══ Excerpted data ══

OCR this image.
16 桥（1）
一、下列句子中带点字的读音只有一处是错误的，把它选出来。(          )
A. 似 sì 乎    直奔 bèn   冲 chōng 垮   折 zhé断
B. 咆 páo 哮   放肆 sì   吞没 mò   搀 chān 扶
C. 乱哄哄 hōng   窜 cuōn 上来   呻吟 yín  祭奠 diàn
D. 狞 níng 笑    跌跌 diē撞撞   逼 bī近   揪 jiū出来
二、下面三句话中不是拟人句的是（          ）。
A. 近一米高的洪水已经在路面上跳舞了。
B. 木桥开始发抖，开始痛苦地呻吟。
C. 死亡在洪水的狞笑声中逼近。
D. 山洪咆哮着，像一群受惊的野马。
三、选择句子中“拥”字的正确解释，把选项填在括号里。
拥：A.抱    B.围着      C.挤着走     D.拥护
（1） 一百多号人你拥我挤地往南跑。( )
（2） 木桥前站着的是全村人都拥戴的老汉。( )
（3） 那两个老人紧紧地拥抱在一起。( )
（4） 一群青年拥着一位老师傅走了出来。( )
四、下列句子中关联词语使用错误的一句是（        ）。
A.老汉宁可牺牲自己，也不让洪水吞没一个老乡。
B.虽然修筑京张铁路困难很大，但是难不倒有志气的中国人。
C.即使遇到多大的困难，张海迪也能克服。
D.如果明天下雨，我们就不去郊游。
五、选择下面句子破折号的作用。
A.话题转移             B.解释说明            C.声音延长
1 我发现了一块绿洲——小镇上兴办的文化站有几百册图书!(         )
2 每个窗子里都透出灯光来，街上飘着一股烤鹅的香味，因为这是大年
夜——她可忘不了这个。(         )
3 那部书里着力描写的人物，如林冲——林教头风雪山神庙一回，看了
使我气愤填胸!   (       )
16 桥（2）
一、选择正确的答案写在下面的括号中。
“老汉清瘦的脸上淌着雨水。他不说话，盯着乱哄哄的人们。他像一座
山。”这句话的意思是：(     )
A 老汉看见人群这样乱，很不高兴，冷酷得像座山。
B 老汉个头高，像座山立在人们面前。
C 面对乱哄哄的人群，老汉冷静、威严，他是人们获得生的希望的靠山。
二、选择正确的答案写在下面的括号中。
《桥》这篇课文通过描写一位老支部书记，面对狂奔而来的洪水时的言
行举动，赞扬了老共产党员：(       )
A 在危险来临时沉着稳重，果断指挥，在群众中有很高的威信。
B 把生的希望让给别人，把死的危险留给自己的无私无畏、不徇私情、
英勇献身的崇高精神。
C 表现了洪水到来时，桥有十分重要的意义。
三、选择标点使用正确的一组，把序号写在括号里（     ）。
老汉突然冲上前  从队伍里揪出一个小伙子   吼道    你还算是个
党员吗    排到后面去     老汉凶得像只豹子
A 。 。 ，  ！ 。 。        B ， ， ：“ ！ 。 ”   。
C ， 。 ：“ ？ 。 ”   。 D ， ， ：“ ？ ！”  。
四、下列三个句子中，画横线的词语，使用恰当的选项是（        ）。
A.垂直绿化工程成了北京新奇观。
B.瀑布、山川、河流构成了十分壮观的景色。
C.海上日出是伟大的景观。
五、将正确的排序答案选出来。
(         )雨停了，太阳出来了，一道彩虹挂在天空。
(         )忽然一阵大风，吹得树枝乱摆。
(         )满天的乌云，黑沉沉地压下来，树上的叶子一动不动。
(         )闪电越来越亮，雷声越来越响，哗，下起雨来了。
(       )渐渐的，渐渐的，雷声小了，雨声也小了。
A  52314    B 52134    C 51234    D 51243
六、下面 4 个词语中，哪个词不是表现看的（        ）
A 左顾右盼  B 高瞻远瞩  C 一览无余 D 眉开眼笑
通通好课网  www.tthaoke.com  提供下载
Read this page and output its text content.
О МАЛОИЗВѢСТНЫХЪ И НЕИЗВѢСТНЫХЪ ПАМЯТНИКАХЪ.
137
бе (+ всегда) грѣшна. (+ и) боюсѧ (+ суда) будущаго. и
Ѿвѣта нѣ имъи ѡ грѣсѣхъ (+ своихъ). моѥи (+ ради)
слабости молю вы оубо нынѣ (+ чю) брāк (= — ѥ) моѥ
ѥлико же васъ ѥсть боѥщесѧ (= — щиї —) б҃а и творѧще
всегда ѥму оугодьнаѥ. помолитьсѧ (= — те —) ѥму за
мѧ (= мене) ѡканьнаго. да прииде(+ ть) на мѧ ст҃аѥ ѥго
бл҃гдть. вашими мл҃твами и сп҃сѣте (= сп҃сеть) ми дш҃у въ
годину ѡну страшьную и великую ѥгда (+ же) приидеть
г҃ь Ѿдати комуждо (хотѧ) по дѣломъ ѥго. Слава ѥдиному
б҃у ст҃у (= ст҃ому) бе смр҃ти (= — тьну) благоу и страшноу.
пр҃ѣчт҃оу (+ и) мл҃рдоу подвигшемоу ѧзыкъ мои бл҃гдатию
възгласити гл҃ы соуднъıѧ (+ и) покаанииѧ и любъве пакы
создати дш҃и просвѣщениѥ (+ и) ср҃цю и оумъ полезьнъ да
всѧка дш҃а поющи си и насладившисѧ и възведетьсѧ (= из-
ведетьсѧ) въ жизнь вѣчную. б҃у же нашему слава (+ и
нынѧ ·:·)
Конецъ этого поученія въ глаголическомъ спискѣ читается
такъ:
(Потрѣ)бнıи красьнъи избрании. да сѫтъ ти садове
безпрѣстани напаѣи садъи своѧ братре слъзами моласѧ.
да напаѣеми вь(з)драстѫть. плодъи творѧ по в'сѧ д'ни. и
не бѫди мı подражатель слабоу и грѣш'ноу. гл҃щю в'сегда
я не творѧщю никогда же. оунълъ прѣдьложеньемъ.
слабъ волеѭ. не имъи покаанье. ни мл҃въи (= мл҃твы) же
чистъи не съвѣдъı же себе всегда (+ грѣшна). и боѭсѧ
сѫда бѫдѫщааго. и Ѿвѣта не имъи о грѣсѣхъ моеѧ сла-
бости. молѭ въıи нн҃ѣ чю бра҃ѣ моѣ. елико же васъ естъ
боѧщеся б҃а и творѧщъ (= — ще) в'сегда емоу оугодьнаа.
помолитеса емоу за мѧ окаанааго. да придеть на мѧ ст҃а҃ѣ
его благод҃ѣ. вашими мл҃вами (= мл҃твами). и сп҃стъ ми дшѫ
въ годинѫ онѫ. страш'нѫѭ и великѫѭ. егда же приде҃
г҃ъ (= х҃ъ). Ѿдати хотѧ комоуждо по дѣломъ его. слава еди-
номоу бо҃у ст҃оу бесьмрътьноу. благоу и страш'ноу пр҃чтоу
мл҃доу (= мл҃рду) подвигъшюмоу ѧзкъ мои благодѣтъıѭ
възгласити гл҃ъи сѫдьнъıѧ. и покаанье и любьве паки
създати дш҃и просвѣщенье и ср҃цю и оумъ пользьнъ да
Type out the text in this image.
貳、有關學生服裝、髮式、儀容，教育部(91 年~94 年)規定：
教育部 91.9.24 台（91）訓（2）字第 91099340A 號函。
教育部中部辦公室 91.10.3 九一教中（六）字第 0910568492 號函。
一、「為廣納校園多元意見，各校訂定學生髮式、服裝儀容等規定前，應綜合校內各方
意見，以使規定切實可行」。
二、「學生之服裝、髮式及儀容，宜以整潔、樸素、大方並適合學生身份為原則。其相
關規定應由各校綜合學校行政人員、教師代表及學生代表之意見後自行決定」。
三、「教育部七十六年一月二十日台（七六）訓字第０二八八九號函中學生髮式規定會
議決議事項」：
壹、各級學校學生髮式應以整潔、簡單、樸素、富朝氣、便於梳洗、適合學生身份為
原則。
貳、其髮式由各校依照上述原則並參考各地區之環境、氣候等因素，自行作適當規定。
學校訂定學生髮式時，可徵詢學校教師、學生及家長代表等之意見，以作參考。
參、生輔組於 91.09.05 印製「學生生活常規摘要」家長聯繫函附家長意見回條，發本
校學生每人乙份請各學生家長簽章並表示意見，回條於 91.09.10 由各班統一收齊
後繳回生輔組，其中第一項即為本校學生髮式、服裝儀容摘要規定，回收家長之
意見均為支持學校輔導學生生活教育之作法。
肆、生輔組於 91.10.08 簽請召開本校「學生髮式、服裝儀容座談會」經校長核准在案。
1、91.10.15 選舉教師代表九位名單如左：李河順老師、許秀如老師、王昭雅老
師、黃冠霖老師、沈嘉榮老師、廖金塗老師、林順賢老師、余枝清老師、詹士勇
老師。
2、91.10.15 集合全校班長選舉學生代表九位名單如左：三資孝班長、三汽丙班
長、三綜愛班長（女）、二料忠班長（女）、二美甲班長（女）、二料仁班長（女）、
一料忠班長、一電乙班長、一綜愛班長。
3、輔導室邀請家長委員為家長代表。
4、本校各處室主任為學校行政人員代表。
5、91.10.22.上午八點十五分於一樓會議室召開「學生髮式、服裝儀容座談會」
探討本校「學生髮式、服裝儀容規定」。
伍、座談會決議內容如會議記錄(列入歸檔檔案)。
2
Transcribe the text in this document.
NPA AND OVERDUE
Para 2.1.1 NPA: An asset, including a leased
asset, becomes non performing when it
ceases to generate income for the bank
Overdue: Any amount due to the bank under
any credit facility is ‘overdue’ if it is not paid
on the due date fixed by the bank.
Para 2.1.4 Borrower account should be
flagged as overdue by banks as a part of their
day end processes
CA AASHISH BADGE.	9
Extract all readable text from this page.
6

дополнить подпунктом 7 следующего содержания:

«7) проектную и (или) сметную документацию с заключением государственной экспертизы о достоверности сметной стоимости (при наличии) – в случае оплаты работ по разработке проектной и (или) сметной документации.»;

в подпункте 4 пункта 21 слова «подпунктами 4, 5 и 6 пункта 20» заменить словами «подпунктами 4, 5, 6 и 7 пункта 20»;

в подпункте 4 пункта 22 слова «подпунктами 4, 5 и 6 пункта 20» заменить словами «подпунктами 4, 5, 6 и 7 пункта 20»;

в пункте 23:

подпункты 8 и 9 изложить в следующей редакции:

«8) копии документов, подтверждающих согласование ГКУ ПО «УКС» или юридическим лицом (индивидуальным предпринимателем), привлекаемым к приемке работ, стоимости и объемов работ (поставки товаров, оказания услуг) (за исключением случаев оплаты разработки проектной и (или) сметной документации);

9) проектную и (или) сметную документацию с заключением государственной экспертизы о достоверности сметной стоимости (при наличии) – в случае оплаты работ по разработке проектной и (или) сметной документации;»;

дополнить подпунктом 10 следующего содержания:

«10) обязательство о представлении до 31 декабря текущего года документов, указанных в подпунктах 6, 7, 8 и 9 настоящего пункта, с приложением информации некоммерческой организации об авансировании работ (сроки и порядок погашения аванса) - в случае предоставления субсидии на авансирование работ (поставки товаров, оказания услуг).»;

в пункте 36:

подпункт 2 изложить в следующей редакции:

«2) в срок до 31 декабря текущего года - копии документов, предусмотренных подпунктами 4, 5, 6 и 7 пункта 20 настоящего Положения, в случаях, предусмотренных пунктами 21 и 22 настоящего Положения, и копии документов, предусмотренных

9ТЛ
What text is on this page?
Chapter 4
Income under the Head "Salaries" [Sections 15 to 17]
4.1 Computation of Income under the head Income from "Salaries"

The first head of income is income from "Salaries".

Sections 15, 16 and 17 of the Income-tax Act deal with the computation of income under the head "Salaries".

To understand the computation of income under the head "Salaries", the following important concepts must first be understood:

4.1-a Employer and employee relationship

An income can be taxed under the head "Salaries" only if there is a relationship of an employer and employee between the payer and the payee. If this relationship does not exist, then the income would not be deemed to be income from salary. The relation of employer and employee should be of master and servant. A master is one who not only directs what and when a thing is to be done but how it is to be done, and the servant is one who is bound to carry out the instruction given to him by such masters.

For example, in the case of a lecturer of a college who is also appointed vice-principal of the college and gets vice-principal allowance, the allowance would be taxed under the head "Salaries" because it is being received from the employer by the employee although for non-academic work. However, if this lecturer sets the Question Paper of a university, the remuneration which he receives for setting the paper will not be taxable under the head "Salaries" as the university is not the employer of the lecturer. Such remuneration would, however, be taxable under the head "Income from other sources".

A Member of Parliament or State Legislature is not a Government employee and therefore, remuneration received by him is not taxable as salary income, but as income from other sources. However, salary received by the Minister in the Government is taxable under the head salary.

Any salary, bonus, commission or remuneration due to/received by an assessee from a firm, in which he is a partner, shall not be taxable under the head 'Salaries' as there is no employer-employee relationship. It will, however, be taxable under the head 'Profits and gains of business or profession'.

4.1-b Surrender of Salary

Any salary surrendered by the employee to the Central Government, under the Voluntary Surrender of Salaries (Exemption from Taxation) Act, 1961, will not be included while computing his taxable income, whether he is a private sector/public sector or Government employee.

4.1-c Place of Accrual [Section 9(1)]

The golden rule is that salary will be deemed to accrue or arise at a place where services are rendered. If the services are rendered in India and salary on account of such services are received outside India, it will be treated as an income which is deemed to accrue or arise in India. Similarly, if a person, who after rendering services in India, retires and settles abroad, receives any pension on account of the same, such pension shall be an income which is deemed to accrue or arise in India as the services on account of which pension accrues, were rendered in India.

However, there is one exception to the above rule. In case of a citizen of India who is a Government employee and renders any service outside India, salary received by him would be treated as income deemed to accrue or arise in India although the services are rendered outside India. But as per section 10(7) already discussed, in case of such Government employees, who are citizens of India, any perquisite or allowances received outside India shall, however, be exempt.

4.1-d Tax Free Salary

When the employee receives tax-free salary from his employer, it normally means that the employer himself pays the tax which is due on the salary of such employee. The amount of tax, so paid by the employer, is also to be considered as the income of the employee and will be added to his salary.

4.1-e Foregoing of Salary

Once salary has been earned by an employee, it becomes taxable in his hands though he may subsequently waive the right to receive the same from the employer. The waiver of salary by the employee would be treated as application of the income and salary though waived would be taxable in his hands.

═══

◆ **Work to be completed**:
In the material above, find each line that contains the word "васъ", and select it.

◆ **Answer to the task**:
ѥлико же васъ ѥсть боѥщесѧ (= — щиї —) б҃а и творѧще
бости. молѭ въıи нн҃ѣ чю бра҃ѣ моѣ. елико же васъ естъ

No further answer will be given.